What is needed
Reproduce each line of the material exactly, minus any picture.

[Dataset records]

-- begin --

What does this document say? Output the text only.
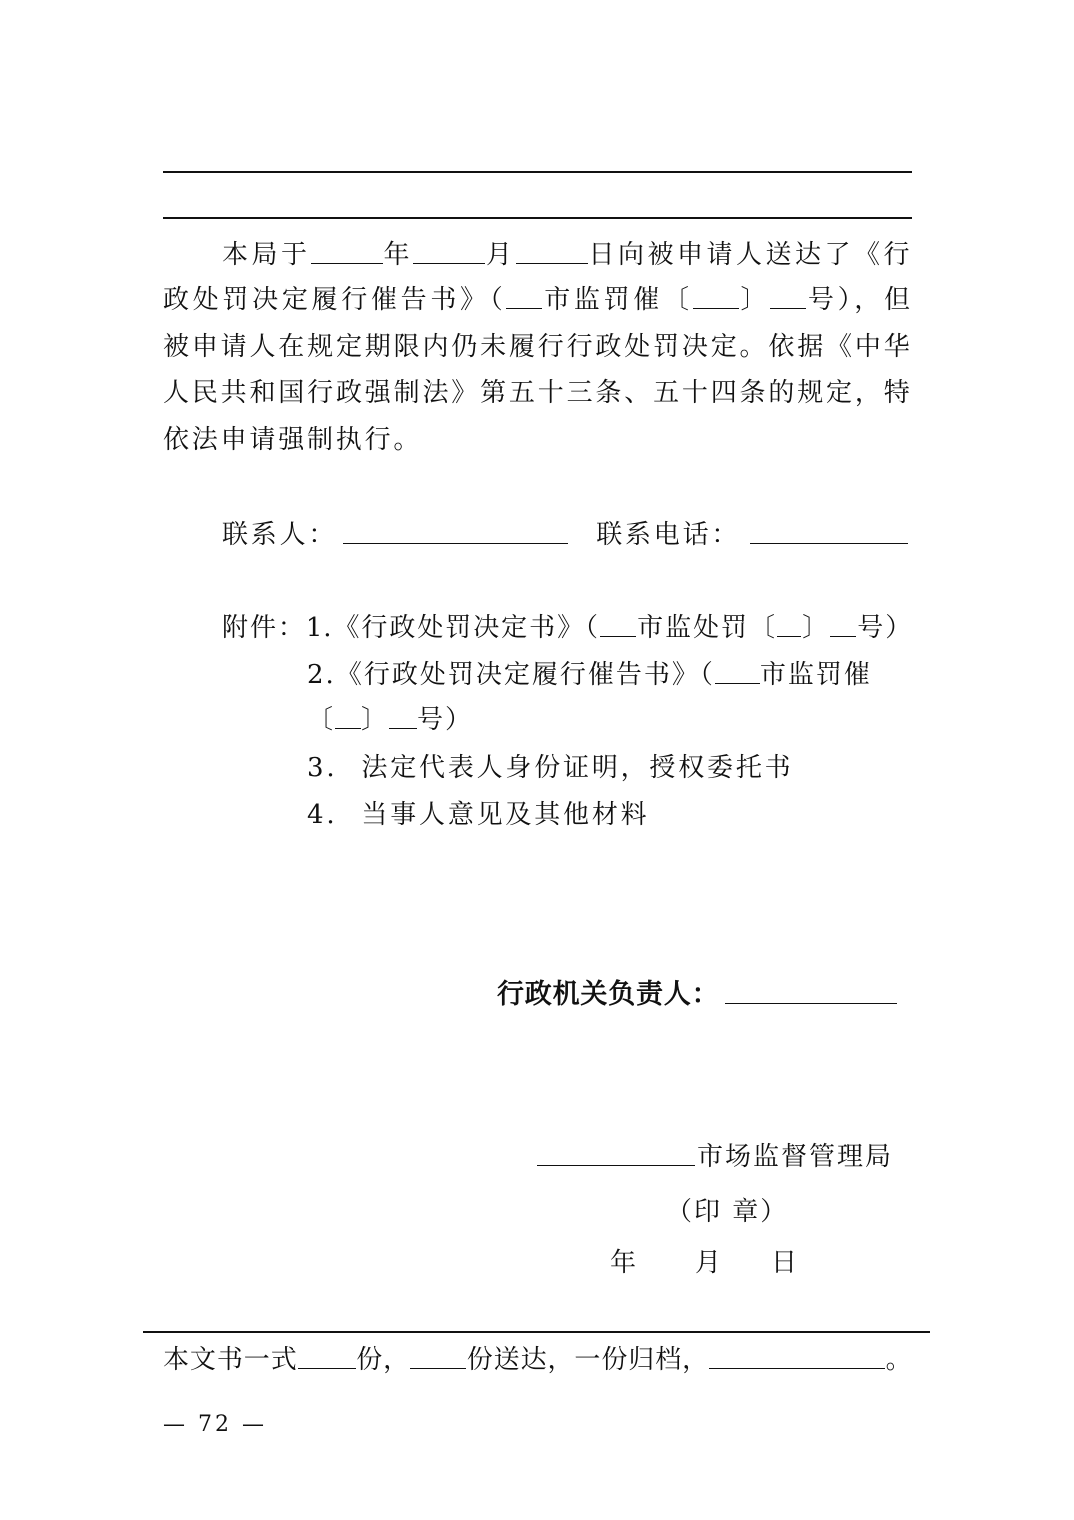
本局于	年	月	日向被申请人送达了《行
政处罚决定履行催告书》（ 市监罚催〔 〕 号），但
被申请人在规定期限内仍未履行行政处罚决定。依据《中华
人民共和国行政强制法》第五十三条、五十四条的规定，特
依法申请强制执行。
联系人：	联系电话：
附件：1.《行政处罚决定书》（ 市监处罚〔 〕 号）
2.《行政处罚决定履行催告书》（ 市监罚催
〔 〕 号）
3. 法定代表人身份证明，授权委托书
4. 当事人意见及其他材料
行政机关负责人：
市场监督管理局
（印 章）
年	月	日
本文书一式 份， 份送达，一份归档，	。
— 72 —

-- end --

Written response
What does this document say? Output the text only.
本局于	年	月	日向被申请人送达了《行
政处罚决定履行催告书》（ 市监罚催〔 〕 号），但
被申请人在规定期限内仍未履行行政处罚决定。依据《中华
人民共和国行政强制法》第五十三条、五十四条的规定，特
依法申请强制执行。
联系人：	联系电话：
附件：1.《行政处罚决定书》（ 市监处罚〔 〕 号）
2.《行政处罚决定履行催告书》（ 市监罚催
〔 〕 号）
3. 法定代表人身份证明，授权委托书
4. 当事人意见及其他材料
行政机关负责人：
市场监督管理局
（印 章）
年	月	日
本文书一式 份， 份送达，一份归档，	。
— 72 —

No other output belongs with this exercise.